[Excerpts from a figure dataset]
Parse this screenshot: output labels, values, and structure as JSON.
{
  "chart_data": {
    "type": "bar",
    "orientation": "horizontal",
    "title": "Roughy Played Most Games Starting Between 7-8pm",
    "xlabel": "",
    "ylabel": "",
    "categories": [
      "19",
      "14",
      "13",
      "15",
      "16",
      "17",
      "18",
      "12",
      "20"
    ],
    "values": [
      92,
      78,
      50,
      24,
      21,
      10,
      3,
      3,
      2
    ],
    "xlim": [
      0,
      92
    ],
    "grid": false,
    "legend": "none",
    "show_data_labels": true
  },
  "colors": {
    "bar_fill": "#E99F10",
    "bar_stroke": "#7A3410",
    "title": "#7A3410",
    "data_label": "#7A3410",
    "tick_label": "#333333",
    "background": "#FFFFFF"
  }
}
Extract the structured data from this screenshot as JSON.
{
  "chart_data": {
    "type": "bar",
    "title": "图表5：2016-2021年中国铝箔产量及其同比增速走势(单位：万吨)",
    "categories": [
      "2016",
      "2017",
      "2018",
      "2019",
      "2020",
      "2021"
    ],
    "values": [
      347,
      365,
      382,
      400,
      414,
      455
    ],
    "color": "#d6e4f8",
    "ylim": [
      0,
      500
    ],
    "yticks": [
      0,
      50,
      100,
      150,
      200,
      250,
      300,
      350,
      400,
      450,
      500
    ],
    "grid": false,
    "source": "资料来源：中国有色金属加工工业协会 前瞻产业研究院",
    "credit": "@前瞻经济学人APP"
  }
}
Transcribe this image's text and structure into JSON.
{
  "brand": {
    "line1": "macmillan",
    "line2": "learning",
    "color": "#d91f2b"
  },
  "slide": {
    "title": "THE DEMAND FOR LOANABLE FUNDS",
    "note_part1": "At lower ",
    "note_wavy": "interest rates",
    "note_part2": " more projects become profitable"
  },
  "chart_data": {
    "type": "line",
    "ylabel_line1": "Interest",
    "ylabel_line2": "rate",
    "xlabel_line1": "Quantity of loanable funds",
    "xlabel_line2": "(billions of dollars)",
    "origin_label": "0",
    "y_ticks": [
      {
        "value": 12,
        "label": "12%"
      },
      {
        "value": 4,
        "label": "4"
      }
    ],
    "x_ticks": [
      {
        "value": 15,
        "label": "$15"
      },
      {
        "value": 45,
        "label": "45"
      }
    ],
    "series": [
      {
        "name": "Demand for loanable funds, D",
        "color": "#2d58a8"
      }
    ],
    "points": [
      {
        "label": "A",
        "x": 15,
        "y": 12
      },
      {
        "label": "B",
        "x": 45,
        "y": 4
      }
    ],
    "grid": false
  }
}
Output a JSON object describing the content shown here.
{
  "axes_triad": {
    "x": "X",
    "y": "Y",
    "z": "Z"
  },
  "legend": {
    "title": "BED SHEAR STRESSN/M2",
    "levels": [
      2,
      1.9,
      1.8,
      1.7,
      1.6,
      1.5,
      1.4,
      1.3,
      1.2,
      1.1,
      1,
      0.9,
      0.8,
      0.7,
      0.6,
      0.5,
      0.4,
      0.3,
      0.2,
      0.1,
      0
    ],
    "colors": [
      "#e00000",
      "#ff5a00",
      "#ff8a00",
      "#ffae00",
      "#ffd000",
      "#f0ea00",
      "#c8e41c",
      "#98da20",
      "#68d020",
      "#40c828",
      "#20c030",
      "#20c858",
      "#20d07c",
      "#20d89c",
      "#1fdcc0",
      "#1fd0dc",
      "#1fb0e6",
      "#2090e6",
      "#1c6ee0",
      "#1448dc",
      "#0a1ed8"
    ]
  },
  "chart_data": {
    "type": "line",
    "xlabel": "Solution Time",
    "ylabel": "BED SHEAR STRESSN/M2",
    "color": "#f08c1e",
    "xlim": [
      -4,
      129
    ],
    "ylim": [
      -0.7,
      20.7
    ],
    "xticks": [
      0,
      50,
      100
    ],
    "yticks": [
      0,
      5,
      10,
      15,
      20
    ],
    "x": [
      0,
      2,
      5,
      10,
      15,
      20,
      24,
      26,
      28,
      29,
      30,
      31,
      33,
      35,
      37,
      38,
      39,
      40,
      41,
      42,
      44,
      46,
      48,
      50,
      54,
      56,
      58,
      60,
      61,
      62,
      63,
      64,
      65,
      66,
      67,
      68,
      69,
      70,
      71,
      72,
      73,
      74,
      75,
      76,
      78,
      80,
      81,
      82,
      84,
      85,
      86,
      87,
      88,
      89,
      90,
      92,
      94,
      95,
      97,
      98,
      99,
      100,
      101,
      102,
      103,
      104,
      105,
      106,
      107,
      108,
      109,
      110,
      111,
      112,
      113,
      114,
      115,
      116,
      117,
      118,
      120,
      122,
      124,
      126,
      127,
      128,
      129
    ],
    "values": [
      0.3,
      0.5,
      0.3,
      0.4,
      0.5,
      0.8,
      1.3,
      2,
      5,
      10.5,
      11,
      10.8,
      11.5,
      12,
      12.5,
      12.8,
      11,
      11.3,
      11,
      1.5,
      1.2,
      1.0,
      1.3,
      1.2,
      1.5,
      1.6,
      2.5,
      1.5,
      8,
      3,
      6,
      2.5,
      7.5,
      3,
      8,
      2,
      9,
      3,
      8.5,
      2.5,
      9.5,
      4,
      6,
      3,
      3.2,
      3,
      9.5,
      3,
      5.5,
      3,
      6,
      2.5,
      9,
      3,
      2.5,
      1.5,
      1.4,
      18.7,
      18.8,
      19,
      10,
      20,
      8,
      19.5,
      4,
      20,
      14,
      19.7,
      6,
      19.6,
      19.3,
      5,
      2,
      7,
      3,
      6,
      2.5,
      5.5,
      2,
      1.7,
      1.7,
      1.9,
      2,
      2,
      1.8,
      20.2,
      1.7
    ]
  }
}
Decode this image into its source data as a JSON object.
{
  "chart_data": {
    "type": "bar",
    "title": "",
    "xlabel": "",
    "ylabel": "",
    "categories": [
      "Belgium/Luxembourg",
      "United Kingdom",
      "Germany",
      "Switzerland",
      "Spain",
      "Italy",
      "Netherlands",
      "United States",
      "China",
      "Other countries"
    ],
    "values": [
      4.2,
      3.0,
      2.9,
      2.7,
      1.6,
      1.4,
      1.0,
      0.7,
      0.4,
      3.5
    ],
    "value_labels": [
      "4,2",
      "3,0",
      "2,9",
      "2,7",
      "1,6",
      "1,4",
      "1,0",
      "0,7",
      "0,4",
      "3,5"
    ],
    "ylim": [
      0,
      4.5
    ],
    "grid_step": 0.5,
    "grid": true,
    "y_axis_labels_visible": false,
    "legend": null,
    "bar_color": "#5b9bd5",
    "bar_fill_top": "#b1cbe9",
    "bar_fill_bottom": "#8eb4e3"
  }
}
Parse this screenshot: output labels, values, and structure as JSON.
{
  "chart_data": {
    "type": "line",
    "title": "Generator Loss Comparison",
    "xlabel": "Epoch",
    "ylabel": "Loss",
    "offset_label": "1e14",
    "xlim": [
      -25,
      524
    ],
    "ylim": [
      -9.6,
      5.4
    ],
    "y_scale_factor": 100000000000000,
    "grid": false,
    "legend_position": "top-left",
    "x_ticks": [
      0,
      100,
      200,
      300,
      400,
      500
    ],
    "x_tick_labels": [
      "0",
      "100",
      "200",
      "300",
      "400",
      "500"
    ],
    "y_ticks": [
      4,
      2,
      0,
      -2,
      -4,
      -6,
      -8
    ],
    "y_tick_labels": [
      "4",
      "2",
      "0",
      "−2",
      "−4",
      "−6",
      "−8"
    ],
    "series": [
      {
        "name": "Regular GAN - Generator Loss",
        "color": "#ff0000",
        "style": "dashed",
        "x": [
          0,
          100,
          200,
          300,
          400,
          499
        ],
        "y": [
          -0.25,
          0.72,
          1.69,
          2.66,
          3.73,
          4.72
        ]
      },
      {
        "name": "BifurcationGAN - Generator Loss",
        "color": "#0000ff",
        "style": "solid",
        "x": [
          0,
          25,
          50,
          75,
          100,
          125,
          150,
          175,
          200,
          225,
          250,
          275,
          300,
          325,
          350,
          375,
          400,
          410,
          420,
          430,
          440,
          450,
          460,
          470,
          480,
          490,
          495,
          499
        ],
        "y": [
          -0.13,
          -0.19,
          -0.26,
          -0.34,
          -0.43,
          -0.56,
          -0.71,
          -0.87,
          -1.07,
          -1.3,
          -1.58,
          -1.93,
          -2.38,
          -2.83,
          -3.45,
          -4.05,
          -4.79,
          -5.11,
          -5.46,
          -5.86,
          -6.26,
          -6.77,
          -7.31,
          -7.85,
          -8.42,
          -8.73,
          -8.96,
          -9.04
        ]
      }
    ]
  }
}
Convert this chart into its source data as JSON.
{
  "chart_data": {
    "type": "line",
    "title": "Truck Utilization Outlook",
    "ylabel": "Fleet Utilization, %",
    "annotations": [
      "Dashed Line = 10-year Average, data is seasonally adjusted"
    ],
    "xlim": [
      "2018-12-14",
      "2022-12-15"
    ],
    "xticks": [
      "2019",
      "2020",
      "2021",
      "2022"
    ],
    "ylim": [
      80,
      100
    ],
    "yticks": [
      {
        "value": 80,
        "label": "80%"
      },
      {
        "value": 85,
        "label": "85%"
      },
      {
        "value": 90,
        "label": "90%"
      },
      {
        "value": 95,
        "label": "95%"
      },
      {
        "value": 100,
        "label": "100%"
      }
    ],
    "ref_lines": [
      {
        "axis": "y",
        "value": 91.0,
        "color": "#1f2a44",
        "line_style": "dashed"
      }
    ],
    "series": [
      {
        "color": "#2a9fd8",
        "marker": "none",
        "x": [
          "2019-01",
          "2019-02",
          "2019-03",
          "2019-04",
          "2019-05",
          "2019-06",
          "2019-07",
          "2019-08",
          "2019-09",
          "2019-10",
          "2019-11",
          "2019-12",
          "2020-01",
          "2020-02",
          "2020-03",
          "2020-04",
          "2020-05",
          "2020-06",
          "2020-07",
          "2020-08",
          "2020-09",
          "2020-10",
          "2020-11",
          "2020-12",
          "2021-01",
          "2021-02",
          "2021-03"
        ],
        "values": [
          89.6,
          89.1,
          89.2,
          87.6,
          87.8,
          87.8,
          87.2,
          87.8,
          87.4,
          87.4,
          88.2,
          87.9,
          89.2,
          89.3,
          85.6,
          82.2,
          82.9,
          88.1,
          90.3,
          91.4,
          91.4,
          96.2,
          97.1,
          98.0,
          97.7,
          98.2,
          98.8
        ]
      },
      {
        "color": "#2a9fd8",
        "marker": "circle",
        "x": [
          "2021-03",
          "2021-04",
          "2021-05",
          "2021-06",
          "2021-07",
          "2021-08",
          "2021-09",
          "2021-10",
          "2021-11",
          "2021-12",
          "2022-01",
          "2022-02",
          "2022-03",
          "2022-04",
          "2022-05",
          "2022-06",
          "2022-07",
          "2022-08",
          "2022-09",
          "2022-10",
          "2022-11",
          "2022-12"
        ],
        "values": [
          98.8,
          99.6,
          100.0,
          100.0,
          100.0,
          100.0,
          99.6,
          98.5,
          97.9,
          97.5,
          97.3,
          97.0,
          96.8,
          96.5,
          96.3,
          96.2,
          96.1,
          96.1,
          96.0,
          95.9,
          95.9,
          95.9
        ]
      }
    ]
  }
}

Given problem >> Which lines hold the string "this"? Copy all of them from the data above.

Completed task >>
Parse this screenshot: output labels, values, and structure as JSON.
Extract the structured data from this screenshot as JSON.
Transcribe this image's text and structure into JSON.
Decode this image into its source data as a JSON object.
Parse this screenshot: output labels, values, and structure as JSON.
Convert this chart into its source data as JSON.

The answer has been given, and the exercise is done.